• **Provided information**
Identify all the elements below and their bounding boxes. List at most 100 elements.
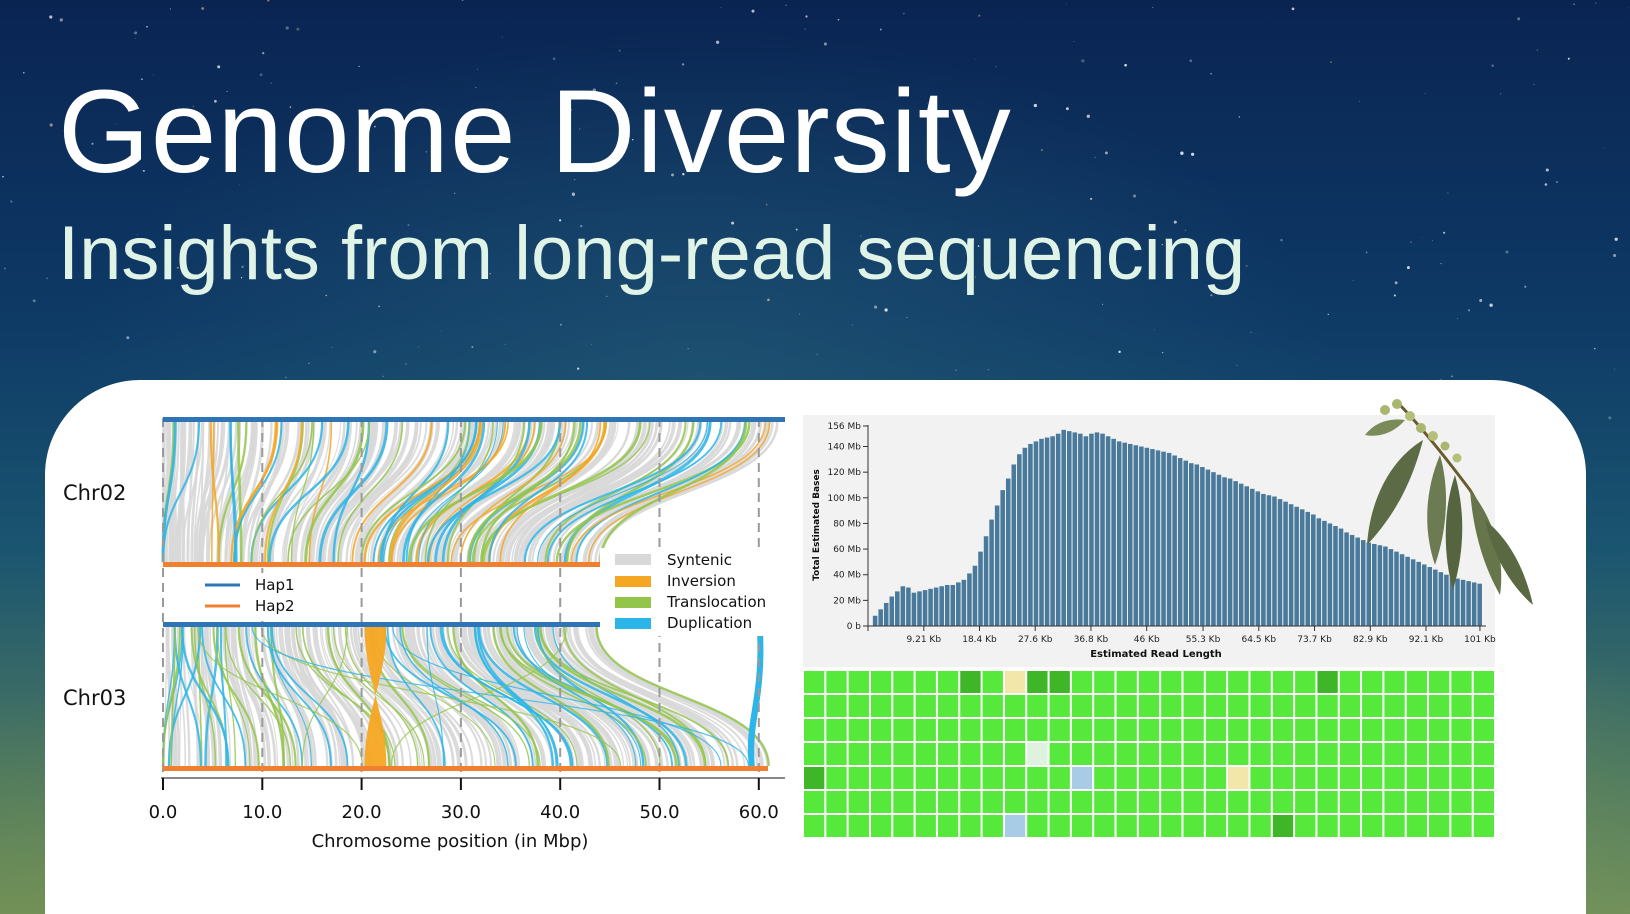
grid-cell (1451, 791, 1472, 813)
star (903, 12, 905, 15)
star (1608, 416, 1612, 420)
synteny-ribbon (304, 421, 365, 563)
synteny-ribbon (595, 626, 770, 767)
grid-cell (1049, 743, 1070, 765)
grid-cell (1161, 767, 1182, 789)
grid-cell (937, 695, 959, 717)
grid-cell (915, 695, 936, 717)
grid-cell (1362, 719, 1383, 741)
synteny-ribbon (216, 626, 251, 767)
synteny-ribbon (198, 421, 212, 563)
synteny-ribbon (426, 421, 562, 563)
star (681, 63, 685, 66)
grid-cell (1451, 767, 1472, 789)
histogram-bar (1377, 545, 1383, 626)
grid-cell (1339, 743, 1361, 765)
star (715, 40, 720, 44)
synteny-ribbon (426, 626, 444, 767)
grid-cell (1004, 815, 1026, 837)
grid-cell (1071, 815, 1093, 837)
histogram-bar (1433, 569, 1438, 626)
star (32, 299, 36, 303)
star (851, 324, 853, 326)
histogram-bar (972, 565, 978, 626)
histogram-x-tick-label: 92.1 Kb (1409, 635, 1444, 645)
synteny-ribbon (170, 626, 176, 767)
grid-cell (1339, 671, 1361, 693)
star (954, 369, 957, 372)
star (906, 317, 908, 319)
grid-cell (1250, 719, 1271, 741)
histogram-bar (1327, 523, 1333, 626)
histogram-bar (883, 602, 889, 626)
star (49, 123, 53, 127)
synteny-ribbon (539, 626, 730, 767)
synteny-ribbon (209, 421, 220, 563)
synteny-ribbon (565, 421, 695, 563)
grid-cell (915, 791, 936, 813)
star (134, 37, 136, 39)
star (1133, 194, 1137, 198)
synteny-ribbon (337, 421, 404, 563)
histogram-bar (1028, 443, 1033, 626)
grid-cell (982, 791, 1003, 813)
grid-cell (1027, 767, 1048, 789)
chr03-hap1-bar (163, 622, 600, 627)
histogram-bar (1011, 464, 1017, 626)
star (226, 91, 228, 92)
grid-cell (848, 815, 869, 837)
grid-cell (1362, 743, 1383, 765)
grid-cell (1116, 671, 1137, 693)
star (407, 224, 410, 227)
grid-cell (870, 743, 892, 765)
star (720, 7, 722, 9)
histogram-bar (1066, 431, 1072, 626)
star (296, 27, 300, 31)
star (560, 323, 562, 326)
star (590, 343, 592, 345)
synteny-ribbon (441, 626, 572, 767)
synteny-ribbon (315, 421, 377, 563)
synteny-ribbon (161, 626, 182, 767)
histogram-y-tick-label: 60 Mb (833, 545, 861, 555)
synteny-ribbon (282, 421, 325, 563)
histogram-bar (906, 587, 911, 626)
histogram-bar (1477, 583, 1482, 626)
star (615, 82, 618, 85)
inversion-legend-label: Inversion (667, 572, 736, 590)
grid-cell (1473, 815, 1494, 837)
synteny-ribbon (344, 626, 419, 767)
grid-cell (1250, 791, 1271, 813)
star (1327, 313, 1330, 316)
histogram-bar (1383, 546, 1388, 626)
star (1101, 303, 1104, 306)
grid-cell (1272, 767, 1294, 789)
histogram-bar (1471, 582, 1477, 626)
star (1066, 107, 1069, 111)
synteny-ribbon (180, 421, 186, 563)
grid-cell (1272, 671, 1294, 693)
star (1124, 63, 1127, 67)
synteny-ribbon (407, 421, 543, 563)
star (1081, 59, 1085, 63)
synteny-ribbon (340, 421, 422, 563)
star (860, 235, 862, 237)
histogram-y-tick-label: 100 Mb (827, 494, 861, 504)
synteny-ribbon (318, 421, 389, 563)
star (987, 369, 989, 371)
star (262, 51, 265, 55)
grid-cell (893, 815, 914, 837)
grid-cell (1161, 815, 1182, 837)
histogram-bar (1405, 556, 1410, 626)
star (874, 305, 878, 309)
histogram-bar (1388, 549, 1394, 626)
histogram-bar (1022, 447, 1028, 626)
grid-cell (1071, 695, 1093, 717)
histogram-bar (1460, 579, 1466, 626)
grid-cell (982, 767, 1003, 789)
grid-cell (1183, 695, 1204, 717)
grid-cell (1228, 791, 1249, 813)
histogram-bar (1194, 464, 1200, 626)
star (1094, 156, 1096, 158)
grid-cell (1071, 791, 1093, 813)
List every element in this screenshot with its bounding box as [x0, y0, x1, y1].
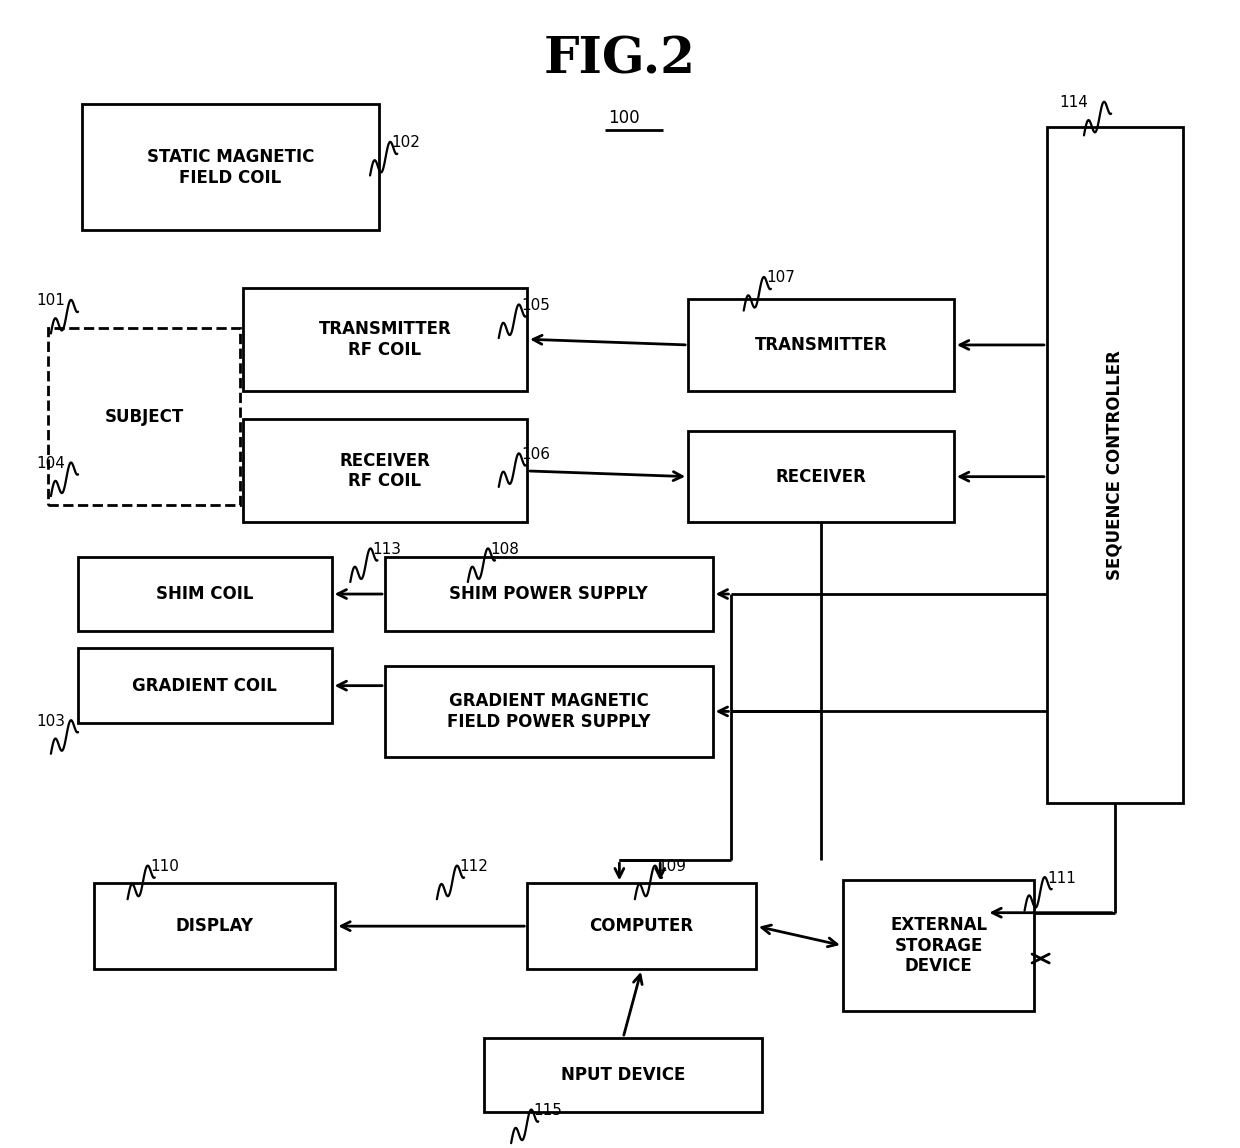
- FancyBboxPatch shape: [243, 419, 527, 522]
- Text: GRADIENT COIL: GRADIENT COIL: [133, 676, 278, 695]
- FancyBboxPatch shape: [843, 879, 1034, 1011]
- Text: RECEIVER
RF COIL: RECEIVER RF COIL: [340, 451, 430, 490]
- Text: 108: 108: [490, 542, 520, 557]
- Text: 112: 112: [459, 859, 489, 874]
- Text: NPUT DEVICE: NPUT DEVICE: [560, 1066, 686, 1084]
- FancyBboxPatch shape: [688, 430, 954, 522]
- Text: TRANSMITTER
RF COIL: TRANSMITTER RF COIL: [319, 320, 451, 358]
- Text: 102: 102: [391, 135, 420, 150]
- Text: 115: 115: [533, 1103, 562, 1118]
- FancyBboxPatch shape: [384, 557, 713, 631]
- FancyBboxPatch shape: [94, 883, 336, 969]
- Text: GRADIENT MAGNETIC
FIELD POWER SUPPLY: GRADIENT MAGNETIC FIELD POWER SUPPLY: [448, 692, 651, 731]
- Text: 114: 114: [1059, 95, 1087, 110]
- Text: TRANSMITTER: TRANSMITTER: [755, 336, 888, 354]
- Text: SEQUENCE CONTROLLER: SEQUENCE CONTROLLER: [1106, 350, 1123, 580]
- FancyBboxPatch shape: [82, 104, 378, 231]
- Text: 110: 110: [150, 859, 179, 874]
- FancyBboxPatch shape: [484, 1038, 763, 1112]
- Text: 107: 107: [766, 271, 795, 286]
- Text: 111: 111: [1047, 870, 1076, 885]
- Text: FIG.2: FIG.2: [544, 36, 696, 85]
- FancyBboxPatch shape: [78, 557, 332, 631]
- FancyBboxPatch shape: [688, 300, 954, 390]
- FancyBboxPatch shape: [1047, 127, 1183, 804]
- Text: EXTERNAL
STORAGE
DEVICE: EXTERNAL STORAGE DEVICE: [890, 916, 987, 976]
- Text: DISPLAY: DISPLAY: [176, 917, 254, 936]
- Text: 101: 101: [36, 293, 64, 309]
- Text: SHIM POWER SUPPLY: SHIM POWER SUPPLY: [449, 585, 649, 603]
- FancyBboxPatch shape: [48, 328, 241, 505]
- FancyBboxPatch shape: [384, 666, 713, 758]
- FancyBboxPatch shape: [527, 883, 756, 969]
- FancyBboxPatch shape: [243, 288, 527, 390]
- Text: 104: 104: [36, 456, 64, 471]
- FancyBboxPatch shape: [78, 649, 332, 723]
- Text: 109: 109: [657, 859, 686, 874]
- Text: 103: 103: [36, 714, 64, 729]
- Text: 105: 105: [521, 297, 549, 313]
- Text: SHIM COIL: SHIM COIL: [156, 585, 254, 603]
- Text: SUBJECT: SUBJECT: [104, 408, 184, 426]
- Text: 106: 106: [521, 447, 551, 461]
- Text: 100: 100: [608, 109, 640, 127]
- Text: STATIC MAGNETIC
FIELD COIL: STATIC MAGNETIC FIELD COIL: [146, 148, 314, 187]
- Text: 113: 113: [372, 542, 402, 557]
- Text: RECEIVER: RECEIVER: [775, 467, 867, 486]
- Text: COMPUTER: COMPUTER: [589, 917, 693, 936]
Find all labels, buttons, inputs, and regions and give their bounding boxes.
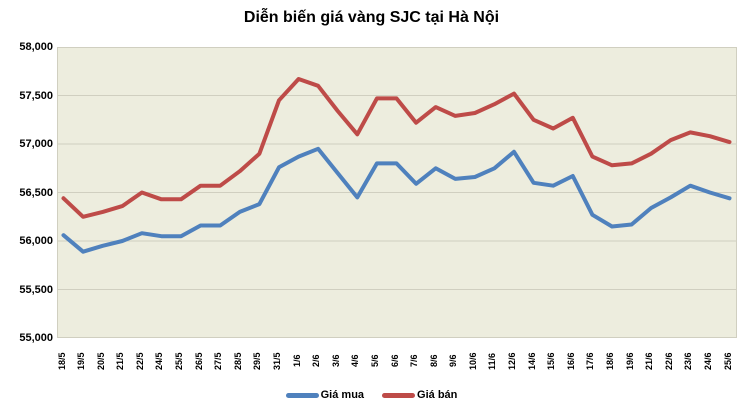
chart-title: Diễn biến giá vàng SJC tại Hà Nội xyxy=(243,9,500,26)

• **What you are asked to do**
Pull out every line of the listing above that contains the string "SUPPLY".

• **Correct response**
FIELD POWER SUPPLY: GRADIENT MAGNETIC FIELD POWER SUPPLY: [448, 692, 651, 731]
- Text: SHIM POWER SUPPLY: SHIM POWER SUPPLY: [449, 585, 649, 603]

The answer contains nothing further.